Source records:
-- start --

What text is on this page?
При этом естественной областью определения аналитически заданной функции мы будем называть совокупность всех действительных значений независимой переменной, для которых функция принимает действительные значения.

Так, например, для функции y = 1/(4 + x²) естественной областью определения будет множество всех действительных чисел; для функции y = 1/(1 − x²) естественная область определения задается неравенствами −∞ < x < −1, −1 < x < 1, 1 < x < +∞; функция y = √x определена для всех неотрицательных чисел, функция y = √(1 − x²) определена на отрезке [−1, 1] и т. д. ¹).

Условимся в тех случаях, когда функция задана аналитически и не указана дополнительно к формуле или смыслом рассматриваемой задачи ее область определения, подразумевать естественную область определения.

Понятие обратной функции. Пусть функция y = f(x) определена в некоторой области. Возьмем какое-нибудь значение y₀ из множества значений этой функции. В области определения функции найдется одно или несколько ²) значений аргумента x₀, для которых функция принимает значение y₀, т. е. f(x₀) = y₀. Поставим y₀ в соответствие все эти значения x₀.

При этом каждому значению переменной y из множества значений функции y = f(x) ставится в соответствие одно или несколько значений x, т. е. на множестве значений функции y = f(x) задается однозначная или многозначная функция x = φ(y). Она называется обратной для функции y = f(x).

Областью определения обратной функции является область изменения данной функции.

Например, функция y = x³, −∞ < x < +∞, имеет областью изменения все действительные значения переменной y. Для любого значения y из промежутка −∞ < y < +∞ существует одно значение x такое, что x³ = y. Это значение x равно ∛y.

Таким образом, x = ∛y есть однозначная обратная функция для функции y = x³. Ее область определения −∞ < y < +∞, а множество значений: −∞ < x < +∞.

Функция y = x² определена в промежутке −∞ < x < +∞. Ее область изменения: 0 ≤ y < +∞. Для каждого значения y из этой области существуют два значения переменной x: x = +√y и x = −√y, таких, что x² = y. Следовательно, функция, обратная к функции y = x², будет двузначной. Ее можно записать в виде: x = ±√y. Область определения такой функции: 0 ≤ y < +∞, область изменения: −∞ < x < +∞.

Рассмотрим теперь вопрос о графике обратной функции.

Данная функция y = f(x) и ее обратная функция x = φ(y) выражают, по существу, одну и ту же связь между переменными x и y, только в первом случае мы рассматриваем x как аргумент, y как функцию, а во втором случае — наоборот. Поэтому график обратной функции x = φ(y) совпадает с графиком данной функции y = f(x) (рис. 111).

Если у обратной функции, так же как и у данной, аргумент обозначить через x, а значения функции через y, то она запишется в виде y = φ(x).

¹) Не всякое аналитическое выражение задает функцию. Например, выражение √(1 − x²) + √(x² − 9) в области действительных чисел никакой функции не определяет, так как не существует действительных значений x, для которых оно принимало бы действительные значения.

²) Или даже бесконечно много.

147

-- end --

* Task instructions
Copy out every line of the material above that mentions the word "всех".

* Response to the task
При этом естественной областью определения аналитически заданной функции мы будем называть совокупность всех действительных значений независимой переменной, для которых функция принимает действительные значения.
Так, например, для функции y = 1/(4 + x²) естественной областью определения будет множество всех действительных чисел; для функции y = 1/(1 − x²) естественная область определения задается неравенствами −∞ < x < −1, −1 < x < 1, 1 < x < +∞; функция y = √x определена для всех неотрицательных чисел, функция y = √(1 − x²) определена на отрезке [−1, 1] и т. д. ¹).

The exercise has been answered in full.